***** DATASET ENTRIES

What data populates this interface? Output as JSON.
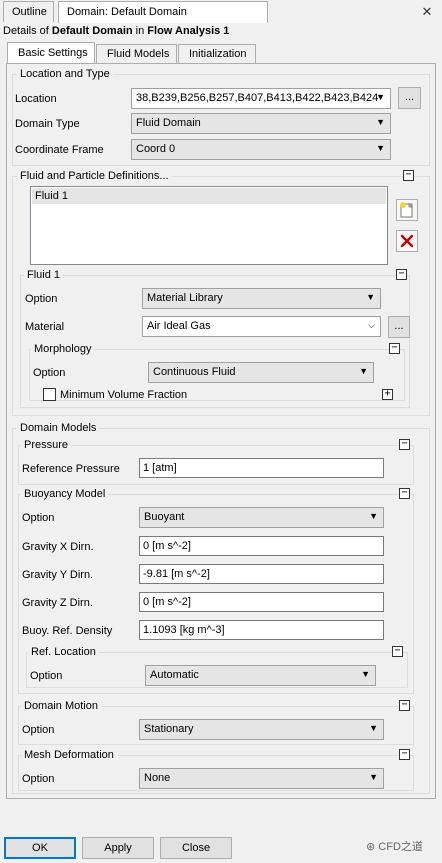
{
  "tabs": {
    "outline": "Outline",
    "domain": "Domain: Default Domain"
  },
  "details": {
    "prefix": "Details of ",
    "object": "Default Domain",
    "mid": " in ",
    "analysis": "Flow Analysis 1"
  },
  "subtabs": {
    "basic": "Basic Settings",
    "fluid_models": "Fluid Models",
    "initialization": "Initialization"
  },
  "location_type": {
    "title": "Location and Type",
    "location_label": "Location",
    "location_value": "38,B239,B256,B257,B407,B413,B422,B423,B424",
    "domain_type_label": "Domain Type",
    "domain_type_value": "Fluid Domain",
    "coord_label": "Coordinate Frame",
    "coord_value": "Coord 0",
    "ellipsis": "..."
  },
  "fluid_defs": {
    "title": "Fluid and Particle Definitions...",
    "items": [
      "Fluid 1"
    ]
  },
  "fluid1": {
    "title": "Fluid 1",
    "option_label": "Option",
    "option_value": "Material Library",
    "material_label": "Material",
    "material_value": "Air Ideal Gas",
    "ellipsis": "...",
    "morph_title": "Morphology",
    "morph_option_label": "Option",
    "morph_option_value": "Continuous Fluid",
    "min_vol_frac": "Minimum Volume Fraction"
  },
  "domain_models": {
    "title": "Domain Models",
    "pressure_title": "Pressure",
    "ref_pressure_label": "Reference Pressure",
    "ref_pressure_value": "1 [atm]",
    "buoyancy_title": "Buoyancy Model",
    "buoy_option_label": "Option",
    "buoy_option_value": "Buoyant",
    "gx_label": "Gravity X Dirn.",
    "gx_value": "0 [m s^-2]",
    "gy_label": "Gravity Y Dirn.",
    "gy_value": "-9.81 [m s^-2]",
    "gz_label": "Gravity Z Dirn.",
    "gz_value": "0 [m s^-2]",
    "density_label": "Buoy. Ref. Density",
    "density_value": "1.1093 [kg m^-3]",
    "ref_loc_title": "Ref. Location",
    "ref_loc_option_label": "Option",
    "ref_loc_option_value": "Automatic",
    "motion_title": "Domain Motion",
    "motion_option_label": "Option",
    "motion_option_value": "Stationary",
    "mesh_title": "Mesh Deformation",
    "mesh_option_label": "Option",
    "mesh_option_value": "None"
  },
  "buttons": {
    "ok": "OK",
    "apply": "Apply",
    "close": "Close"
  },
  "watermark": "CFD之道",
  "colors": {
    "accent": "#0078d7",
    "delete_red": "#c00000"
  }
}
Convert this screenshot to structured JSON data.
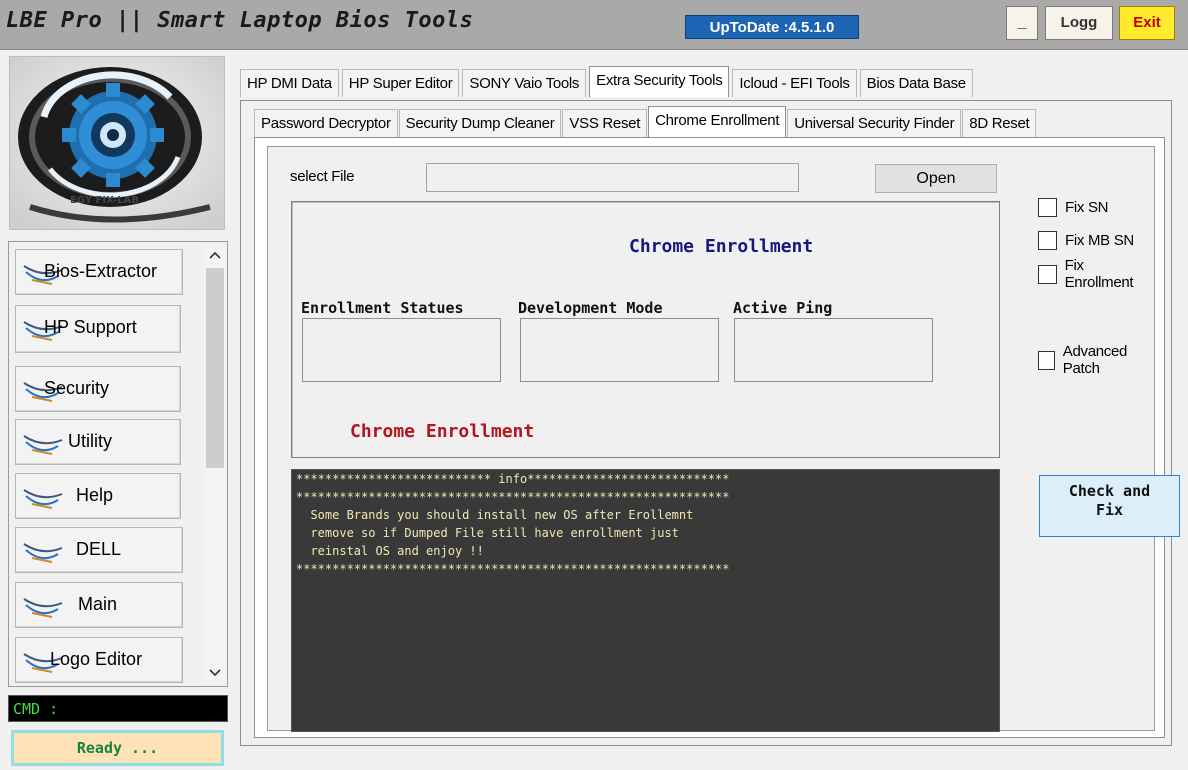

**********

WORK TO DO
Repeat all the records above exactly, leaving out any pictures.

TASK OUTPUT
What data populates this interface? Output as JSON.
{
  "tabs": {
    "outline": "Outline",
    "domain": "Domain: Default Domain"
  },
  "details": {
    "prefix": "Details of ",
    "object": "Default Domain",
    "mid": " in ",
    "analysis": "Flow Analysis 1"
  },
  "subtabs": {
    "basic": "Basic Settings",
    "fluid_models": "Fluid Models",
    "initialization": "Initialization"
  },
  "location_type": {
    "title": "Location and Type",
    "location_label": "Location",
    "location_value": "38,B239,B256,B257,B407,B413,B422,B423,B424",
    "domain_type_label": "Domain Type",
    "domain_type_value": "Fluid Domain",
    "coord_label": "Coordinate Frame",
    "coord_value": "Coord 0",
    "ellipsis": "..."
  },
  "fluid_defs": {
    "title": "Fluid and Particle Definitions...",
    "items": [
      "Fluid 1"
    ]
  },
  "fluid1": {
    "title": "Fluid 1",
    "option_label": "Option",
    "option_value": "Material Library",
    "material_label": "Material",
    "material_value": "Air Ideal Gas",
    "ellipsis": "...",
    "morph_title": "Morphology",
    "morph_option_label": "Option",
    "morph_option_value": "Continuous Fluid",
    "min_vol_frac": "Minimum Volume Fraction"
  },
  "domain_models": {
    "title": "Domain Models",
    "pressure_title": "Pressure",
    "ref_pressure_label": "Reference Pressure",
    "ref_pressure_value": "1 [atm]",
    "buoyancy_title": "Buoyancy Model",
    "buoy_option_label": "Option",
    "buoy_option_value": "Buoyant",
    "gx_label": "Gravity X Dirn.",
    "gx_value": "0 [m s^-2]",
    "gy_label": "Gravity Y Dirn.",
    "gy_value": "-9.81 [m s^-2]",
    "gz_label": "Gravity Z Dirn.",
    "gz_value": "0 [m s^-2]",
    "density_label": "Buoy. Ref. Density",
    "density_value": "1.1093 [kg m^-3]",
    "ref_loc_title": "Ref. Location",
    "ref_loc_option_label": "Option",
    "ref_loc_option_value": "Automatic",
    "motion_title": "Domain Motion",
    "motion_option_label": "Option",
    "motion_option_value": "Stationary",
    "mesh_title": "Mesh Deformation",
    "mesh_option_label": "Option",
    "mesh_option_value": "None"
  },
  "buttons": {
    "ok": "OK",
    "apply": "Apply",
    "close": "Close"
  },
  "watermark": "CFD之道",
  "colors": {
    "accent": "#0078d7",
    "delete_red": "#c00000"
  }
}
Convert this screenshot to structured JSON data.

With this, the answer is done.